■ **Objective**
Look through the material and copy each line holding "FLOR".

Entries with figure data:
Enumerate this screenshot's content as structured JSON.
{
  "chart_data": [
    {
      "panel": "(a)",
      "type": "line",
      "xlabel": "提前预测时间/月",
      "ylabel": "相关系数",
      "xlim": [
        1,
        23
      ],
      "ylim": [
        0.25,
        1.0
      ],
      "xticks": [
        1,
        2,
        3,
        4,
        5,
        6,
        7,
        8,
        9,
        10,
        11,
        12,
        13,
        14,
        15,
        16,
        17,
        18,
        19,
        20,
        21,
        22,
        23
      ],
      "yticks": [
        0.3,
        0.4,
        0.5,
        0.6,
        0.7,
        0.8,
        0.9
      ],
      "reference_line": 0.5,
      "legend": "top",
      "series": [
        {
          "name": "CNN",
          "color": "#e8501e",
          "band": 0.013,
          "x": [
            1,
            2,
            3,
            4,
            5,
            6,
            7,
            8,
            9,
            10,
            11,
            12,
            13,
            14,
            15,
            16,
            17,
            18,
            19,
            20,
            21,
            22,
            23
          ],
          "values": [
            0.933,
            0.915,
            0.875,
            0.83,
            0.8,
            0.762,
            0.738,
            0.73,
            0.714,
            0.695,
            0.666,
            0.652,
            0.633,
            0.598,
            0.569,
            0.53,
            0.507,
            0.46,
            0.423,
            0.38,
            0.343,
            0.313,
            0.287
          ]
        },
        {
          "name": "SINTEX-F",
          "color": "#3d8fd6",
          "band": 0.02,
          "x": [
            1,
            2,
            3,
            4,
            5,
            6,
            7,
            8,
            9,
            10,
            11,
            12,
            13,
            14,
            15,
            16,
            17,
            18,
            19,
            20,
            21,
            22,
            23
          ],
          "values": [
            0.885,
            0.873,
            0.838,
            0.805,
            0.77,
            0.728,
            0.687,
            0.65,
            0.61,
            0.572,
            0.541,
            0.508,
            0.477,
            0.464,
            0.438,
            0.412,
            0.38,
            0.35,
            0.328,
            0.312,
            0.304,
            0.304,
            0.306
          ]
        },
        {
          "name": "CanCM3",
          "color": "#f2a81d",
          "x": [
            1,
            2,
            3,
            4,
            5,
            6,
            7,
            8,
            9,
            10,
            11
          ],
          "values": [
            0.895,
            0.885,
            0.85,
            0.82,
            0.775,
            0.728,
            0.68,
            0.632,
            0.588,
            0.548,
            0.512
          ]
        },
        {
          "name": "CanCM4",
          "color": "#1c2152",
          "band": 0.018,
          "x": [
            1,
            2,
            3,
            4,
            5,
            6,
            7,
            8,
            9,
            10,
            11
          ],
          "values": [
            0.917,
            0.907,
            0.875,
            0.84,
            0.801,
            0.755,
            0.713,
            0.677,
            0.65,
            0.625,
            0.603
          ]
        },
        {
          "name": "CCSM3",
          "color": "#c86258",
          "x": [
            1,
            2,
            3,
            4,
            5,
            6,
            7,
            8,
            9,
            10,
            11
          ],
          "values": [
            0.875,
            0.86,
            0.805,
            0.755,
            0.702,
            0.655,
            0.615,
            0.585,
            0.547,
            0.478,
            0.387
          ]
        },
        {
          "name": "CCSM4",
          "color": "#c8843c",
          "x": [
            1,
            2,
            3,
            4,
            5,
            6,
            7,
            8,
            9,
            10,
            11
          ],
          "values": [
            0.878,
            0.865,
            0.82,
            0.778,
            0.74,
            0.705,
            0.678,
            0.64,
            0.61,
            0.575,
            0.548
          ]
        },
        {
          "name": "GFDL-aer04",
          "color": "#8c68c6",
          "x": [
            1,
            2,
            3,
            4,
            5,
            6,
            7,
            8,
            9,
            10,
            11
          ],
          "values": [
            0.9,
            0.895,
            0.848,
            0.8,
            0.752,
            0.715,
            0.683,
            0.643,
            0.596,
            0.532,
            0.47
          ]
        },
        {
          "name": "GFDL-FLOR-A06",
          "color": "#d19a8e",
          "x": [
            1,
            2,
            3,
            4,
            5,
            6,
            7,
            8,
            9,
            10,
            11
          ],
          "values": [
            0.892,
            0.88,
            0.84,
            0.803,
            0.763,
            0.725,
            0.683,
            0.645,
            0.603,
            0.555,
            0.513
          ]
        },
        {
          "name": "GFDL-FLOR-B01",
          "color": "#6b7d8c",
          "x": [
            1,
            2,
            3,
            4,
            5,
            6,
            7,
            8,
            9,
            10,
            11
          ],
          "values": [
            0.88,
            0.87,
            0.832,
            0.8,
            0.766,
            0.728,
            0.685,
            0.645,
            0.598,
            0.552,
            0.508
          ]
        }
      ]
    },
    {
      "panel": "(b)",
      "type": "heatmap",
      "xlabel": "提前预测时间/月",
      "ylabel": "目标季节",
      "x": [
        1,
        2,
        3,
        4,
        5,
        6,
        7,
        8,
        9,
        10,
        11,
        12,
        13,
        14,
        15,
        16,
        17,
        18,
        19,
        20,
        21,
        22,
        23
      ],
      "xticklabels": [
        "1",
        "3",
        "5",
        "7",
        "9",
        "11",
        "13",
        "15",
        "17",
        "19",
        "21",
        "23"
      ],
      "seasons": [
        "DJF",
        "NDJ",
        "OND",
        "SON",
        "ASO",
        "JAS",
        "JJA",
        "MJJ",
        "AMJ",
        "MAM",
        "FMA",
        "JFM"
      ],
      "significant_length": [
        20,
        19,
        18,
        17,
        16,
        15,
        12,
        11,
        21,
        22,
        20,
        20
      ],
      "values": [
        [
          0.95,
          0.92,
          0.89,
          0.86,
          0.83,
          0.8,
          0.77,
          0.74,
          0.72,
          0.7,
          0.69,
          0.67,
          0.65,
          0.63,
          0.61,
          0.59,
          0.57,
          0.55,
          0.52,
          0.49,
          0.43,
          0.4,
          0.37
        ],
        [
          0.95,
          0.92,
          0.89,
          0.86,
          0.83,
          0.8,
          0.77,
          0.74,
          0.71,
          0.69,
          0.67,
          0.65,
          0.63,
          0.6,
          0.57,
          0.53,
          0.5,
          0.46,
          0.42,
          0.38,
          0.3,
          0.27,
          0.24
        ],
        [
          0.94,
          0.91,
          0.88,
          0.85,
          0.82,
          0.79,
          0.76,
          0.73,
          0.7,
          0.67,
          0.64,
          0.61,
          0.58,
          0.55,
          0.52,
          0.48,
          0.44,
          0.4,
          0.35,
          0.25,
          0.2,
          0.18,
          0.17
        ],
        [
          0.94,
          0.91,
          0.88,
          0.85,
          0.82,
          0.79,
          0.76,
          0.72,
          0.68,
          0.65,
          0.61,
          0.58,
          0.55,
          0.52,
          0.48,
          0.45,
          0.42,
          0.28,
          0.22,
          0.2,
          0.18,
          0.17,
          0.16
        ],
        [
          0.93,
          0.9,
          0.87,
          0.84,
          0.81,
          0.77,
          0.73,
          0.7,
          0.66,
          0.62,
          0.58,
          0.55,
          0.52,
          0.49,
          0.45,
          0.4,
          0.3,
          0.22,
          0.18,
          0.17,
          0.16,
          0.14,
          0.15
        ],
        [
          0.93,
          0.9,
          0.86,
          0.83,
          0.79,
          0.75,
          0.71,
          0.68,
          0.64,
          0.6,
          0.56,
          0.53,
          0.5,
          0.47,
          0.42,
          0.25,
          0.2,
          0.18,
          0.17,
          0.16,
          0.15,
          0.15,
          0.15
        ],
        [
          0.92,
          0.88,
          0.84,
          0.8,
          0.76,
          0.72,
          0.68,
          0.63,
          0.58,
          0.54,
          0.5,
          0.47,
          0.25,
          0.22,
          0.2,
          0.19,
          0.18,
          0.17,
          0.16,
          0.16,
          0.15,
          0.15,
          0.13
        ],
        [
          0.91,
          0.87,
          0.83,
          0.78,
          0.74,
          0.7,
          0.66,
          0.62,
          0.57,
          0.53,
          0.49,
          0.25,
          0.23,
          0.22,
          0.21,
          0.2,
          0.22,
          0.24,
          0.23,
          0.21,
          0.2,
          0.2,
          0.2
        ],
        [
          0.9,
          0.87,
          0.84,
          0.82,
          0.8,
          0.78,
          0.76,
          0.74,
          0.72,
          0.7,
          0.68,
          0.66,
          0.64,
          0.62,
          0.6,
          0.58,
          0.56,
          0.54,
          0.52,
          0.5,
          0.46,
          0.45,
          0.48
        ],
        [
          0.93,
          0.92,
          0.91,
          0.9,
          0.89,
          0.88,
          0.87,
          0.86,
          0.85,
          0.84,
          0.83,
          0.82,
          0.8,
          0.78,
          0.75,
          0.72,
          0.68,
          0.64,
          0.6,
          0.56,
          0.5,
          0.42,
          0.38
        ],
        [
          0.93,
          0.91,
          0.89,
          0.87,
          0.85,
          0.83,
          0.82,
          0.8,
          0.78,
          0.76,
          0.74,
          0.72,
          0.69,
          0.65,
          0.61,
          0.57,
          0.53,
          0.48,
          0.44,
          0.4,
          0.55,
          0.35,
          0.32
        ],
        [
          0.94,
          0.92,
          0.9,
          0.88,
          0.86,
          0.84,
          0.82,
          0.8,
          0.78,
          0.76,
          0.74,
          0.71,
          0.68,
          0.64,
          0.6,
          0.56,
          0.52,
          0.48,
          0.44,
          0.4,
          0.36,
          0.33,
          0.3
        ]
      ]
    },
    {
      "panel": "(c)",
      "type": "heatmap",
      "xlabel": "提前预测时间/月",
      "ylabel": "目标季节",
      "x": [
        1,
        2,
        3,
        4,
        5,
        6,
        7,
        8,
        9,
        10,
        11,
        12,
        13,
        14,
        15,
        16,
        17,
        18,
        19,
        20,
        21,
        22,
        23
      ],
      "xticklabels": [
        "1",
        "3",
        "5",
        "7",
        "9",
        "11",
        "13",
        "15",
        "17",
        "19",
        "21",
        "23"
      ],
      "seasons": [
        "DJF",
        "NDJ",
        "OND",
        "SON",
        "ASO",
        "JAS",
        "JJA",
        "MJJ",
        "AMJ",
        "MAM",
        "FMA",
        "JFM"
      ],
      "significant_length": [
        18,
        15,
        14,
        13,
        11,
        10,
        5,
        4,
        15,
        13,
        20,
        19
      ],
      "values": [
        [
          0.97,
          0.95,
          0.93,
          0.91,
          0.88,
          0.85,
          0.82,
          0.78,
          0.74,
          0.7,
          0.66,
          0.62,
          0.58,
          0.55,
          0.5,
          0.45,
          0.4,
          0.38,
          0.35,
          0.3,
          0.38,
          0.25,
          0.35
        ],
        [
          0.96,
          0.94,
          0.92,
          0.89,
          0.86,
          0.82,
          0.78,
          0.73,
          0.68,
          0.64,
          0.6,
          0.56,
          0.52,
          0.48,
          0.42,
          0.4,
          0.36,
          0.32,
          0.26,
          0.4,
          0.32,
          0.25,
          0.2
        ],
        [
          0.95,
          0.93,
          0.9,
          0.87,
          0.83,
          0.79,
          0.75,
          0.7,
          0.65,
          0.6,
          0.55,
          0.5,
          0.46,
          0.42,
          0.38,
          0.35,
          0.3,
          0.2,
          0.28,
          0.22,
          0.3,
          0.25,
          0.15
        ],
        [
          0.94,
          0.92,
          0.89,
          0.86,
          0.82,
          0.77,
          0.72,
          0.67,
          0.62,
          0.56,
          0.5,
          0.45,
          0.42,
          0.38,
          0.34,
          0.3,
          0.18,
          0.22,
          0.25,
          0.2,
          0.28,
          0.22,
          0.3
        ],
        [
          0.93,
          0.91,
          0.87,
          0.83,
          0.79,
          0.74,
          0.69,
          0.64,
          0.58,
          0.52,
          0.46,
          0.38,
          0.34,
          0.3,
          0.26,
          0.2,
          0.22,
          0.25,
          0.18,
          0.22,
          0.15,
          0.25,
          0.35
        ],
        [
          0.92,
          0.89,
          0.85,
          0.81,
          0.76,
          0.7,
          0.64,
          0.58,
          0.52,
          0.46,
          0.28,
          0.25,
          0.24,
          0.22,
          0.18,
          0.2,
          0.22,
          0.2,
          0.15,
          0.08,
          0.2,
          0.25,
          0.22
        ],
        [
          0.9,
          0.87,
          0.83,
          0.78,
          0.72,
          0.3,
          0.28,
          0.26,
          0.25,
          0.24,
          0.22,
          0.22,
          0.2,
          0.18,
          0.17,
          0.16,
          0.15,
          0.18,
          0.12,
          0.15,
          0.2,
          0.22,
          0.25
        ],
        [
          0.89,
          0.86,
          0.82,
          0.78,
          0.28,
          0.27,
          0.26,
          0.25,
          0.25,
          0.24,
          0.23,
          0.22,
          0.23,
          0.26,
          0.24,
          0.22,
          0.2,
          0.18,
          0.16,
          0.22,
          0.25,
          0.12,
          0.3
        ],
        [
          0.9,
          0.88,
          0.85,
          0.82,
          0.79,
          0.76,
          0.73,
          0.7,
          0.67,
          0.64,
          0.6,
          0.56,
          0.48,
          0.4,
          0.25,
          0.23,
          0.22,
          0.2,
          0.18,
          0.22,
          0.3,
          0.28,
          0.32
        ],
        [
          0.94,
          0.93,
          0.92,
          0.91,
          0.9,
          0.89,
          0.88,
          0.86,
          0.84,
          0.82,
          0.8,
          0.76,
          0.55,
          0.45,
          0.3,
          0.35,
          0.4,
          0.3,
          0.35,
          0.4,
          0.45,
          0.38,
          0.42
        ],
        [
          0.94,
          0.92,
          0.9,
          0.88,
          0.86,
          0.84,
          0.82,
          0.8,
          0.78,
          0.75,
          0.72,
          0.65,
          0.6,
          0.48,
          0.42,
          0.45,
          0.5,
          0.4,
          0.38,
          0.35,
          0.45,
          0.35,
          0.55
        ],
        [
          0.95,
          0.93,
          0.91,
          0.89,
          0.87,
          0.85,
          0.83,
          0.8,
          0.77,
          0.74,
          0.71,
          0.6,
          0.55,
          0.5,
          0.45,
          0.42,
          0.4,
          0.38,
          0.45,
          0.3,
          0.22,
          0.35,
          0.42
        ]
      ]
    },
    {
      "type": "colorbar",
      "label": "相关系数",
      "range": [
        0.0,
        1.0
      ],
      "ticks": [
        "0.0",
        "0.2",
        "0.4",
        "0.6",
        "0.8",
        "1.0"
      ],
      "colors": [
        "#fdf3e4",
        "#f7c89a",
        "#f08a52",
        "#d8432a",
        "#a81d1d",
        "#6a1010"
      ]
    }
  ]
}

■ **Output of the task**
          "name": "GFDL-FLOR-A06",
          "name": "GFDL-FLOR-B01",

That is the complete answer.